Exercise brief => Go through the records and copy each line where the word "false" occurs.

Working data =>
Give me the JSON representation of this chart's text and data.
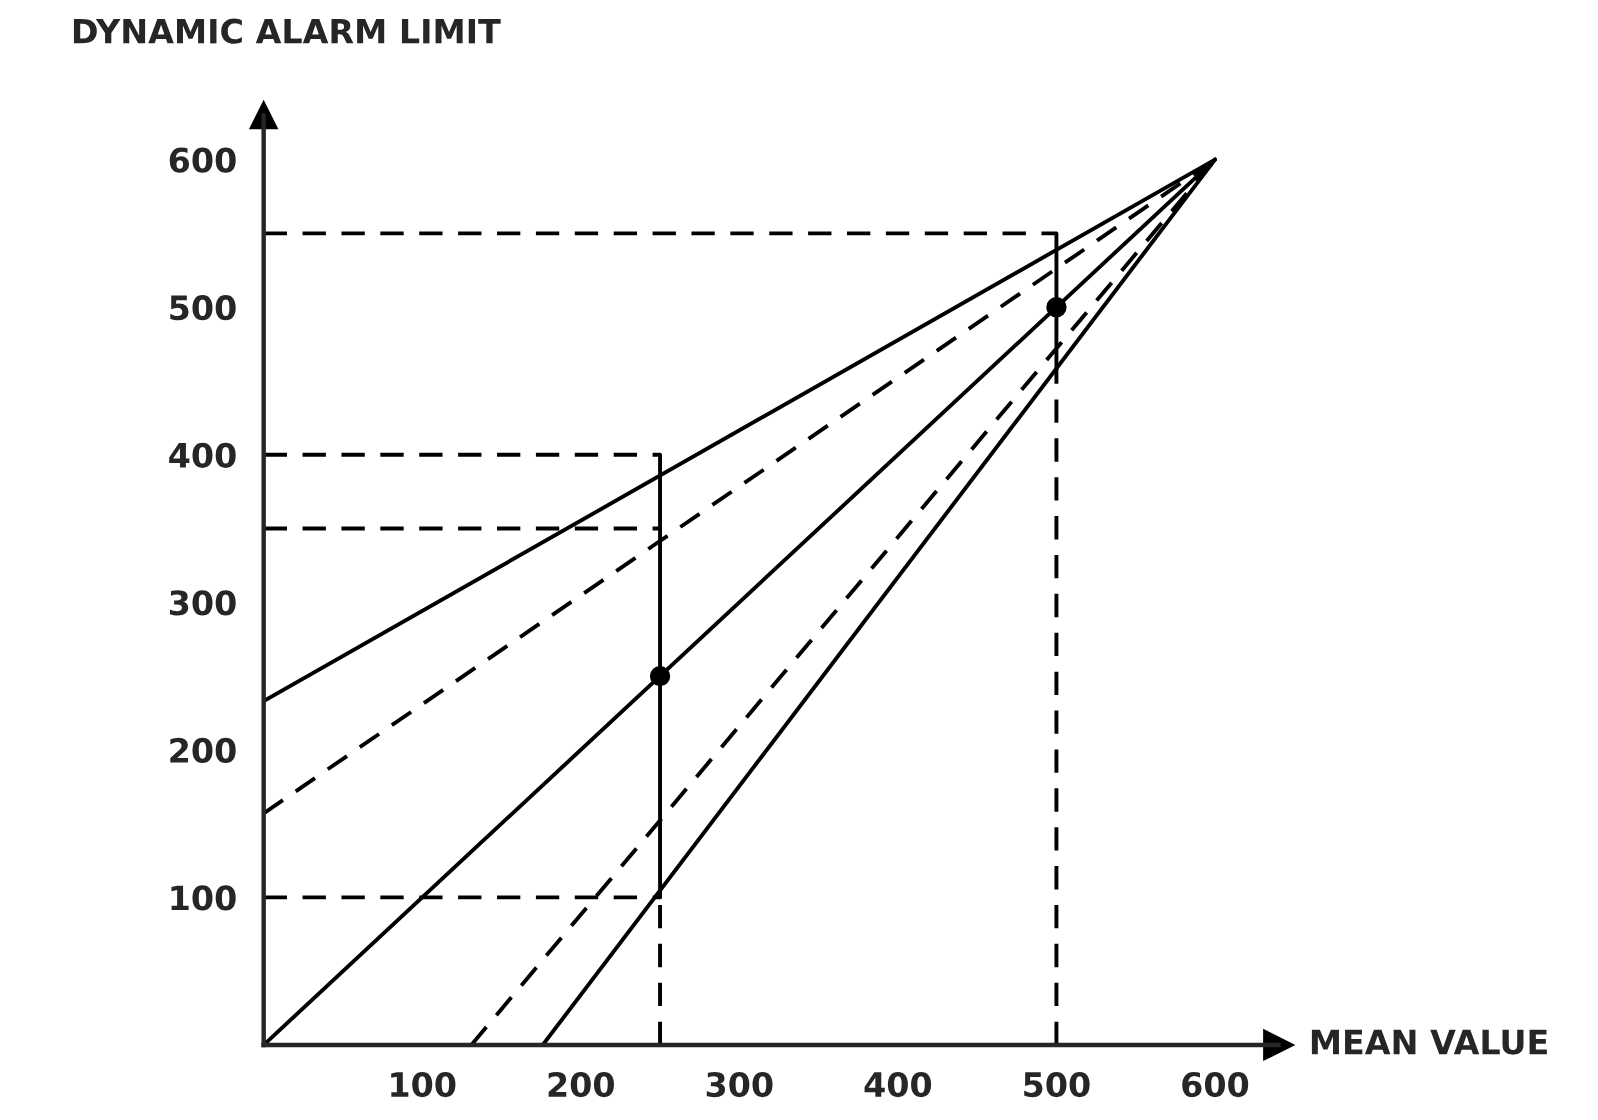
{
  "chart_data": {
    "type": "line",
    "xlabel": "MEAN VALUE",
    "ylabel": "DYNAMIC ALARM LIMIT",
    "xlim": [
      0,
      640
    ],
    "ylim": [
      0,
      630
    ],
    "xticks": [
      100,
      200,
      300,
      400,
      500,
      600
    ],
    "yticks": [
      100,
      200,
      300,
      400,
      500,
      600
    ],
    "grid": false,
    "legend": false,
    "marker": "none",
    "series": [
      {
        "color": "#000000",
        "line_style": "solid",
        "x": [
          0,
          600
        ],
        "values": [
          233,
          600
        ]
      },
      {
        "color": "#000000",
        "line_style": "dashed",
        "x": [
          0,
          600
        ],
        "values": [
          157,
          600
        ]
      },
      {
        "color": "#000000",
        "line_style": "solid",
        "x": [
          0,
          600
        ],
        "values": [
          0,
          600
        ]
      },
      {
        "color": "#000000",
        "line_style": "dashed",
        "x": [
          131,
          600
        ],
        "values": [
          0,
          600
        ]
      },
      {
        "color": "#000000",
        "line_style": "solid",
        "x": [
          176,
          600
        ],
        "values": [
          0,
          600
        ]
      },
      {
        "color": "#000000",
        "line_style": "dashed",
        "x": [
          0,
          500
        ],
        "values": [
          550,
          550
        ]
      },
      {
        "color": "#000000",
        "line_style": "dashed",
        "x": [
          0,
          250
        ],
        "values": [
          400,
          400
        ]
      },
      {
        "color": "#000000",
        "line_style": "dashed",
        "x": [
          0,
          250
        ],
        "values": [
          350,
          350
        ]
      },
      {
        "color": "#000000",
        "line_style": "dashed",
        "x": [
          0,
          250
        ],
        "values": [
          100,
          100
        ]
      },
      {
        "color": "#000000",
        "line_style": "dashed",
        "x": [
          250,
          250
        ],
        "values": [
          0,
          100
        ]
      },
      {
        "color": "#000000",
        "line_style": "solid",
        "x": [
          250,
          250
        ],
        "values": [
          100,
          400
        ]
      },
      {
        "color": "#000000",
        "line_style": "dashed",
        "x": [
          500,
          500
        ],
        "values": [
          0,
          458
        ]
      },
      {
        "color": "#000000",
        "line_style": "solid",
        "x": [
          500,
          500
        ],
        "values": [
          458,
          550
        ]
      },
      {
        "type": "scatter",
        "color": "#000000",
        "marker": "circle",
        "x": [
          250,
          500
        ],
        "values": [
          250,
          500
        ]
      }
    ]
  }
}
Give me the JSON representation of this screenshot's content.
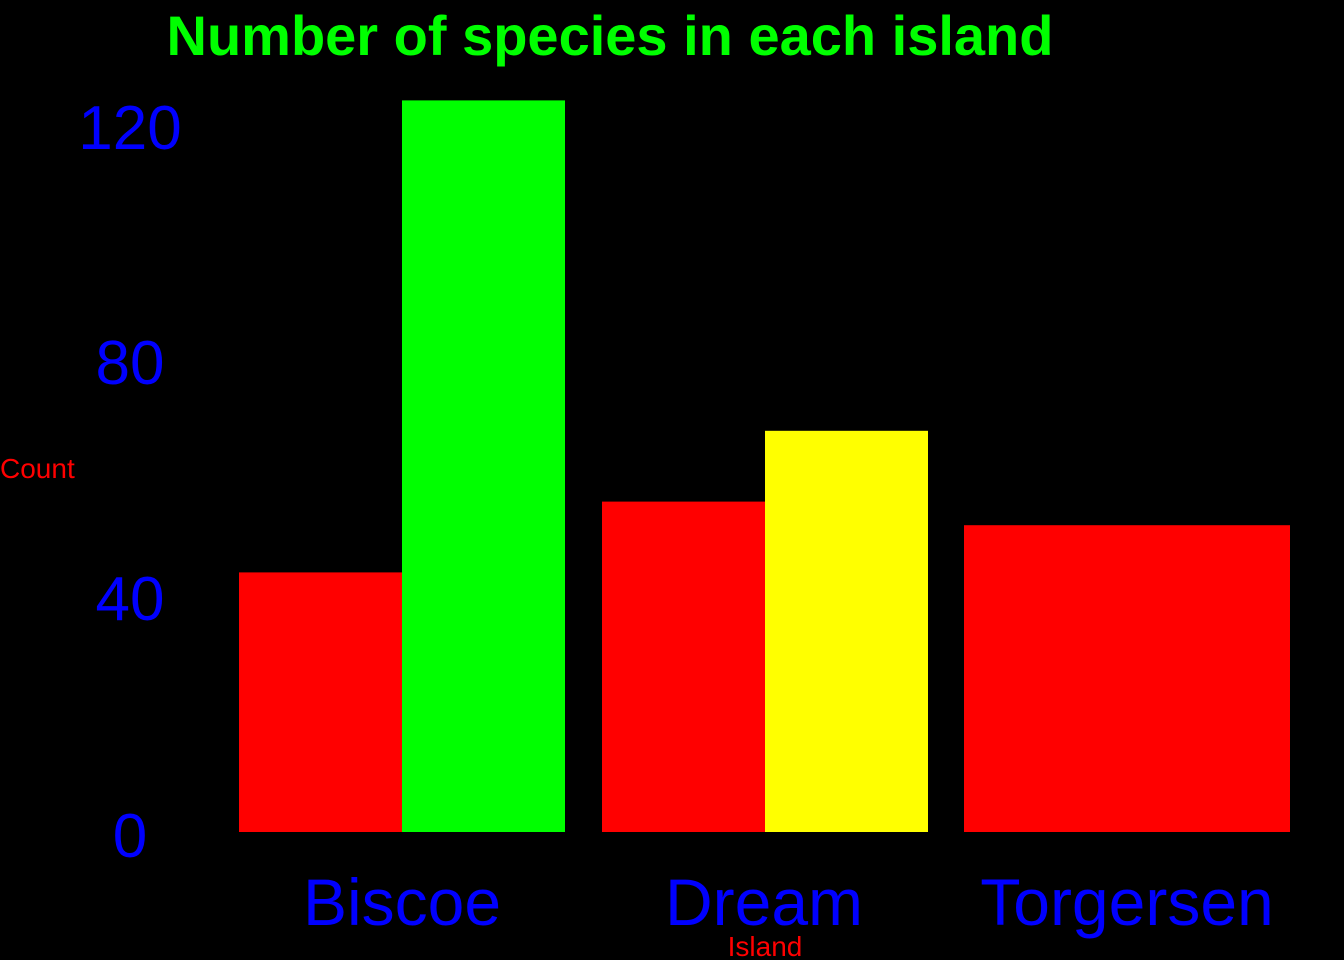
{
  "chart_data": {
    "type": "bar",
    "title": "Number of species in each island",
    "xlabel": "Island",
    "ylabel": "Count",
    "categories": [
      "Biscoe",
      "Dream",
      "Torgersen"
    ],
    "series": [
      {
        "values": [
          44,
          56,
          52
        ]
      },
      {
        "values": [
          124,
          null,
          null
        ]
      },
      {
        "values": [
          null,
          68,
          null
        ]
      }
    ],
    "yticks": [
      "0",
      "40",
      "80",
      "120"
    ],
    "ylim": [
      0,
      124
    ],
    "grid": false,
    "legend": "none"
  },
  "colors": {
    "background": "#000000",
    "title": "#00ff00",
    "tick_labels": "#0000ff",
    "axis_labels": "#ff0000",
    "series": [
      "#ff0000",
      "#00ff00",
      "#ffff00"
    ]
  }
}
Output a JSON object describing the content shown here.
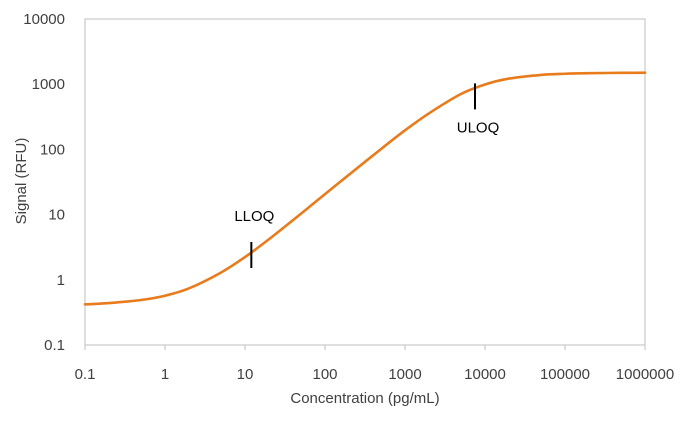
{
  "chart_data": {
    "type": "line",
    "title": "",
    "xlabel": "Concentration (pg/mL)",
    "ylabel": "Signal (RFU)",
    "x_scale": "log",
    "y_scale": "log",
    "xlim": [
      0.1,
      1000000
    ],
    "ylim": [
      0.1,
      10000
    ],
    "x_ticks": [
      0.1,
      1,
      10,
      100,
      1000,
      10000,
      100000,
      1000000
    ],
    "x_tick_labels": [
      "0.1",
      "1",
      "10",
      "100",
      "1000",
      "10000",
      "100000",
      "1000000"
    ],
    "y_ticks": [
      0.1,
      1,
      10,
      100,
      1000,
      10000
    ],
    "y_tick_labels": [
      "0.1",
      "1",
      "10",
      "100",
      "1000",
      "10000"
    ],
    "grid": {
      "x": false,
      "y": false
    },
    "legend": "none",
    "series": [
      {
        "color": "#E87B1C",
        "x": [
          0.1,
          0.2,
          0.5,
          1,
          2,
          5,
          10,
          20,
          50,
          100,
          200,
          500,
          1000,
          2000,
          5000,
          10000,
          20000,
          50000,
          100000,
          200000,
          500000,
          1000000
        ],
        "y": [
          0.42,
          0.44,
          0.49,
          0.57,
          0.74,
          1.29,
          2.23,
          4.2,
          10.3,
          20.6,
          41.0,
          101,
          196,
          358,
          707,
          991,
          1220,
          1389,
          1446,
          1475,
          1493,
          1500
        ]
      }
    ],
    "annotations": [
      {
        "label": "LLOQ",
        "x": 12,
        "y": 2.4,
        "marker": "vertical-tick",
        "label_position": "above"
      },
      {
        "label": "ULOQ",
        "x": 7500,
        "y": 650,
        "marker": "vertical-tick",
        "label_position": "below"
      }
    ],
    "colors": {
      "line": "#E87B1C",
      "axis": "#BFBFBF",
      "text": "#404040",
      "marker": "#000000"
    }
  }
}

The response =>
    "grid": false,
    "legend": false,
    "grid": false,
      "x": false,
      "y": false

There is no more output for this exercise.